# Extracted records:
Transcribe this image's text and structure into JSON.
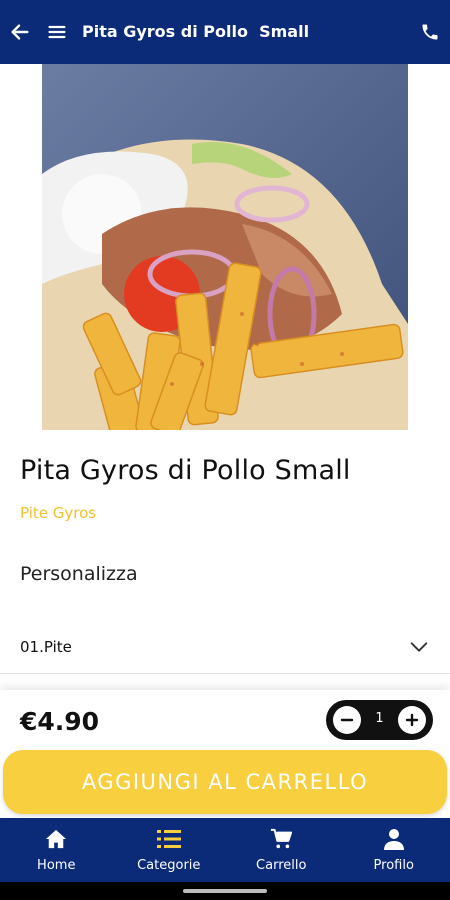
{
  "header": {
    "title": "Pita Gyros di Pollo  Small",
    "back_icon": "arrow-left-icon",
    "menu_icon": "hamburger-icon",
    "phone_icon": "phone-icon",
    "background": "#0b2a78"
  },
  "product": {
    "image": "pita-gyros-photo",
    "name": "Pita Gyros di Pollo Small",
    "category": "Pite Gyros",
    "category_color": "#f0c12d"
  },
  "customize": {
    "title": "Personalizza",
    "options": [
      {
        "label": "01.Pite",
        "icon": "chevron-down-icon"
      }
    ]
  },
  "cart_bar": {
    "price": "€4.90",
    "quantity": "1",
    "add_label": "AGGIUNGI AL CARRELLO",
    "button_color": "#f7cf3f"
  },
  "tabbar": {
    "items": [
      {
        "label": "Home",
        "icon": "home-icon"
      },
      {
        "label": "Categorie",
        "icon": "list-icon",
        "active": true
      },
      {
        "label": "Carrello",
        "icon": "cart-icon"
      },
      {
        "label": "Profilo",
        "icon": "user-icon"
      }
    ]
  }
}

# YOUR TASK:
Set the entries down again exactly. Do not include the images.

# EXERCISE SOLUTION:
Transcribe this image's text and structure into JSON.
{
  "header": {
    "title": "Pita Gyros di Pollo  Small",
    "back_icon": "arrow-left-icon",
    "menu_icon": "hamburger-icon",
    "phone_icon": "phone-icon",
    "background": "#0b2a78"
  },
  "product": {
    "image": "pita-gyros-photo",
    "name": "Pita Gyros di Pollo Small",
    "category": "Pite Gyros",
    "category_color": "#f0c12d"
  },
  "customize": {
    "title": "Personalizza",
    "options": [
      {
        "label": "01.Pite",
        "icon": "chevron-down-icon"
      }
    ]
  },
  "cart_bar": {
    "price": "€4.90",
    "quantity": "1",
    "add_label": "AGGIUNGI AL CARRELLO",
    "button_color": "#f7cf3f"
  },
  "tabbar": {
    "items": [
      {
        "label": "Home",
        "icon": "home-icon"
      },
      {
        "label": "Categorie",
        "icon": "list-icon",
        "active": true
      },
      {
        "label": "Carrello",
        "icon": "cart-icon"
      },
      {
        "label": "Profilo",
        "icon": "user-icon"
      }
    ]
  }
}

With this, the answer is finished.